» WHAT IS EXPECTED: Please state how many lines in the records contain the string "Wollar", with no words besides the number.

○ ○ ○

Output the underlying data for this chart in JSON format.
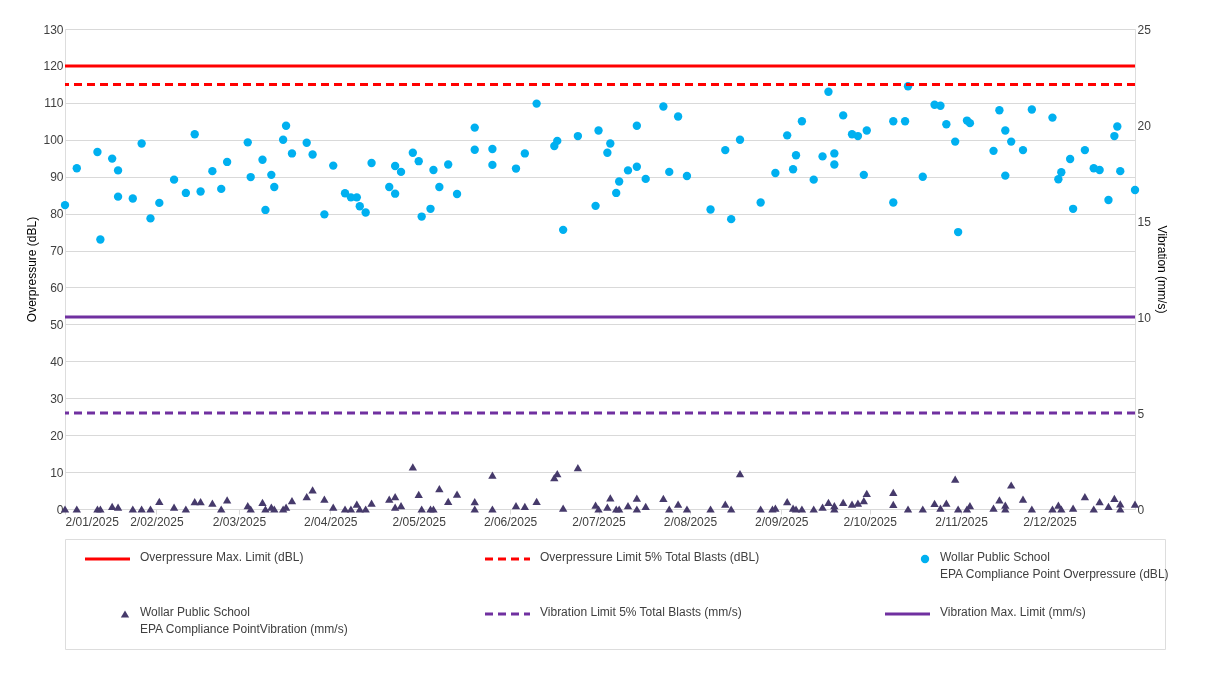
{
  "chart_data": {
    "type": "scatter",
    "xlabel": null,
    "ylabel": "Overpressure (dBL)",
    "y2label": "Vibration (mm/s)",
    "xlim": [
      "2025-01-02",
      "2025-12-31"
    ],
    "xticks": [
      {
        "value": "2025-01-02",
        "label": "2/01/2025"
      },
      {
        "value": "2025-02-02",
        "label": "2/02/2025"
      },
      {
        "value": "2025-03-02",
        "label": "2/03/2025"
      },
      {
        "value": "2025-04-02",
        "label": "2/04/2025"
      },
      {
        "value": "2025-05-02",
        "label": "2/05/2025"
      },
      {
        "value": "2025-06-02",
        "label": "2/06/2025"
      },
      {
        "value": "2025-07-02",
        "label": "2/07/2025"
      },
      {
        "value": "2025-08-02",
        "label": "2/08/2025"
      },
      {
        "value": "2025-09-02",
        "label": "2/09/2025"
      },
      {
        "value": "2025-10-02",
        "label": "2/10/2025"
      },
      {
        "value": "2025-11-02",
        "label": "2/11/2025"
      },
      {
        "value": "2025-12-02",
        "label": "2/12/2025"
      }
    ],
    "ylim": [
      0,
      130
    ],
    "yticks": [
      0,
      10,
      20,
      30,
      40,
      50,
      60,
      70,
      80,
      90,
      100,
      110,
      120,
      130
    ],
    "y2lim": [
      0,
      25
    ],
    "y2ticks": [
      0,
      5,
      10,
      15,
      20,
      25
    ],
    "grid": "y",
    "legend": "bottom",
    "ref_lines": [
      {
        "axis": "y",
        "value": 120,
        "label": "Overpressure Max. Limit (dBL)",
        "color": "#ff0000",
        "line_style": "solid"
      },
      {
        "axis": "y",
        "value": 115,
        "label": "Overpressure  Limit 5% Total Blasts (dBL)",
        "color": "#ff0000",
        "line_style": "dashed"
      },
      {
        "axis": "y2",
        "value": 5,
        "label": "Vibration Limit 5% Total Blasts (mm/s)",
        "color": "#7030a0",
        "line_style": "dashed"
      },
      {
        "axis": "y2",
        "value": 10,
        "label": "Vibration Max. Limit (mm/s)",
        "color": "#7030a0",
        "line_style": "solid"
      }
    ],
    "series": [
      {
        "name": "Wollar Public School\nEPA Compliance Point Overpressure (dBL)",
        "color": "#00b0f0",
        "marker": "circle",
        "axis": "y",
        "x": [
          "2025-01-02",
          "2025-01-06",
          "2025-01-13",
          "2025-01-14",
          "2025-01-18",
          "2025-01-20",
          "2025-01-20",
          "2025-01-25",
          "2025-01-28",
          "2025-01-31",
          "2025-02-03",
          "2025-02-08",
          "2025-02-12",
          "2025-02-15",
          "2025-02-17",
          "2025-02-21",
          "2025-02-24",
          "2025-02-26",
          "2025-03-05",
          "2025-03-06",
          "2025-03-10",
          "2025-03-11",
          "2025-03-13",
          "2025-03-14",
          "2025-03-17",
          "2025-03-18",
          "2025-03-20",
          "2025-03-25",
          "2025-03-27",
          "2025-03-31",
          "2025-04-03",
          "2025-04-07",
          "2025-04-09",
          "2025-04-11",
          "2025-04-12",
          "2025-04-14",
          "2025-04-16",
          "2025-04-22",
          "2025-04-24",
          "2025-04-24",
          "2025-04-26",
          "2025-04-30",
          "2025-05-02",
          "2025-05-03",
          "2025-05-06",
          "2025-05-07",
          "2025-05-09",
          "2025-05-12",
          "2025-05-15",
          "2025-05-21",
          "2025-05-21",
          "2025-05-27",
          "2025-05-27",
          "2025-06-04",
          "2025-06-07",
          "2025-06-11",
          "2025-06-17",
          "2025-06-18",
          "2025-06-20",
          "2025-06-25",
          "2025-07-01",
          "2025-07-02",
          "2025-07-05",
          "2025-07-06",
          "2025-07-08",
          "2025-07-09",
          "2025-07-12",
          "2025-07-15",
          "2025-07-15",
          "2025-07-18",
          "2025-07-24",
          "2025-07-26",
          "2025-07-29",
          "2025-08-01",
          "2025-08-09",
          "2025-08-14",
          "2025-08-16",
          "2025-08-19",
          "2025-08-26",
          "2025-08-31",
          "2025-09-04",
          "2025-09-06",
          "2025-09-07",
          "2025-09-09",
          "2025-09-13",
          "2025-09-16",
          "2025-09-18",
          "2025-09-20",
          "2025-09-20",
          "2025-09-23",
          "2025-09-26",
          "2025-09-28",
          "2025-09-30",
          "2025-10-01",
          "2025-10-10",
          "2025-10-10",
          "2025-10-15",
          "2025-10-14",
          "2025-10-20",
          "2025-10-24",
          "2025-10-26",
          "2025-10-28",
          "2025-10-31",
          "2025-11-01",
          "2025-11-04",
          "2025-11-05",
          "2025-11-13",
          "2025-11-15",
          "2025-11-17",
          "2025-11-17",
          "2025-11-19",
          "2025-11-23",
          "2025-11-26",
          "2025-12-03",
          "2025-12-05",
          "2025-12-06",
          "2025-12-09",
          "2025-12-10",
          "2025-12-14",
          "2025-12-17",
          "2025-12-19",
          "2025-12-22",
          "2025-12-24",
          "2025-12-25",
          "2025-12-26",
          "2025-12-31"
        ],
        "values": [
          82.3,
          92.3,
          96.7,
          73,
          94.9,
          84.6,
          91.7,
          84.1,
          99,
          78.7,
          82.9,
          89.2,
          85.6,
          101.5,
          86,
          91.5,
          86.7,
          94,
          99.3,
          89.9,
          94.6,
          81,
          90.5,
          87.2,
          100,
          103.8,
          96.3,
          99.2,
          96,
          79.8,
          93,
          85.5,
          84.4,
          84.4,
          82,
          80.3,
          93.7,
          87.2,
          85.4,
          92.9,
          91.3,
          96.5,
          94.2,
          79.2,
          81.3,
          91.8,
          87.2,
          93.3,
          85.3,
          103.3,
          97.3,
          93.2,
          97.5,
          92.2,
          96.3,
          109.8,
          98.3,
          99.7,
          75.6,
          101,
          82.1,
          102.5,
          96.5,
          99,
          85.6,
          88.7,
          91.7,
          92.7,
          103.8,
          89.4,
          109,
          91.3,
          106.3,
          90.2,
          81.1,
          97.2,
          78.5,
          100,
          83,
          91,
          101.2,
          92,
          95.8,
          105,
          89.2,
          95.5,
          113,
          96.3,
          93.3,
          106.6,
          101.5,
          101,
          90.5,
          102.5,
          83,
          105,
          114.5,
          105,
          90,
          109.5,
          109.2,
          104.2,
          99.5,
          75,
          105.2,
          104.5,
          97,
          108,
          102.5,
          90.3,
          99.5,
          97.2,
          108.2,
          106,
          89.3,
          91.2,
          94.8,
          81.3,
          97.2,
          92.3,
          91.8,
          83.7,
          101,
          103.6,
          91.5,
          86.4
        ]
      },
      {
        "name": "Wollar Public School\nEPA Compliance PointVibration (mm/s)",
        "color": "#463a6b",
        "marker": "triangle",
        "axis": "y2",
        "x": [
          "2025-01-02",
          "2025-01-06",
          "2025-01-13",
          "2025-01-14",
          "2025-01-18",
          "2025-01-20",
          "2025-01-25",
          "2025-01-28",
          "2025-01-31",
          "2025-02-03",
          "2025-02-08",
          "2025-02-12",
          "2025-02-15",
          "2025-02-17",
          "2025-02-21",
          "2025-02-24",
          "2025-02-26",
          "2025-03-05",
          "2025-03-06",
          "2025-03-10",
          "2025-03-11",
          "2025-03-13",
          "2025-03-14",
          "2025-03-17",
          "2025-03-18",
          "2025-03-20",
          "2025-03-25",
          "2025-03-27",
          "2025-03-31",
          "2025-04-03",
          "2025-04-07",
          "2025-04-09",
          "2025-04-11",
          "2025-04-12",
          "2025-04-14",
          "2025-04-16",
          "2025-04-22",
          "2025-04-24",
          "2025-04-24",
          "2025-04-26",
          "2025-04-30",
          "2025-05-02",
          "2025-05-03",
          "2025-05-06",
          "2025-05-07",
          "2025-05-09",
          "2025-05-12",
          "2025-05-15",
          "2025-05-21",
          "2025-05-21",
          "2025-05-27",
          "2025-05-27",
          "2025-06-04",
          "2025-06-07",
          "2025-06-11",
          "2025-06-17",
          "2025-06-18",
          "2025-06-20",
          "2025-06-25",
          "2025-07-01",
          "2025-07-02",
          "2025-07-05",
          "2025-07-06",
          "2025-07-08",
          "2025-07-09",
          "2025-07-12",
          "2025-07-15",
          "2025-07-15",
          "2025-07-18",
          "2025-07-24",
          "2025-07-26",
          "2025-07-29",
          "2025-08-01",
          "2025-08-09",
          "2025-08-14",
          "2025-08-16",
          "2025-08-19",
          "2025-08-26",
          "2025-08-30",
          "2025-08-31",
          "2025-09-04",
          "2025-09-06",
          "2025-09-07",
          "2025-09-09",
          "2025-09-13",
          "2025-09-16",
          "2025-09-18",
          "2025-09-20",
          "2025-09-20",
          "2025-09-23",
          "2025-09-26",
          "2025-09-28",
          "2025-09-30",
          "2025-10-01",
          "2025-10-10",
          "2025-10-10",
          "2025-10-15",
          "2025-10-20",
          "2025-10-24",
          "2025-10-26",
          "2025-10-28",
          "2025-10-31",
          "2025-11-01",
          "2025-11-04",
          "2025-11-05",
          "2025-11-13",
          "2025-11-15",
          "2025-11-17",
          "2025-11-17",
          "2025-11-19",
          "2025-11-23",
          "2025-11-26",
          "2025-12-03",
          "2025-12-05",
          "2025-12-06",
          "2025-12-10",
          "2025-12-14",
          "2025-12-17",
          "2025-12-19",
          "2025-12-22",
          "2025-12-24",
          "2025-12-26",
          "2025-12-26",
          "2025-12-31"
        ],
        "values": [
          0,
          0,
          0,
          0,
          0.14,
          0.1,
          0,
          0,
          0,
          0.4,
          0.1,
          0,
          0.38,
          0.38,
          0.3,
          0,
          0.48,
          0.17,
          0,
          0.34,
          0,
          0.1,
          0,
          0,
          0.1,
          0.43,
          0.65,
          1.0,
          0.52,
          0.1,
          0,
          0,
          0.26,
          0,
          0,
          0.3,
          0.52,
          0.65,
          0.1,
          0.17,
          2.2,
          0.76,
          0,
          0,
          0,
          1.06,
          0.4,
          0.77,
          0,
          0.38,
          1.77,
          0,
          0.17,
          0.14,
          0.4,
          1.63,
          1.84,
          0.05,
          2.15,
          0.2,
          0,
          0.1,
          0.58,
          0,
          0,
          0.17,
          0.57,
          0,
          0.14,
          0.55,
          0,
          0.26,
          0,
          0,
          0.26,
          0,
          1.84,
          0,
          0,
          0.05,
          0.38,
          0.05,
          0,
          0,
          0,
          0.1,
          0.34,
          0,
          0.17,
          0.34,
          0.26,
          0.3,
          0.43,
          0.82,
          0.86,
          0.24,
          0,
          0,
          0.29,
          0.05,
          0.3,
          1.55,
          0,
          0,
          0.17,
          0.05,
          0.48,
          0.2,
          0,
          1.25,
          0.52,
          0,
          0,
          0.2,
          0,
          0.05,
          0.65,
          0,
          0.38,
          0.14,
          0.55,
          0.27,
          0,
          0.26
        ]
      }
    ]
  }
}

○ ○ ○

» SOLUTION TO THIS PROBLEM: 2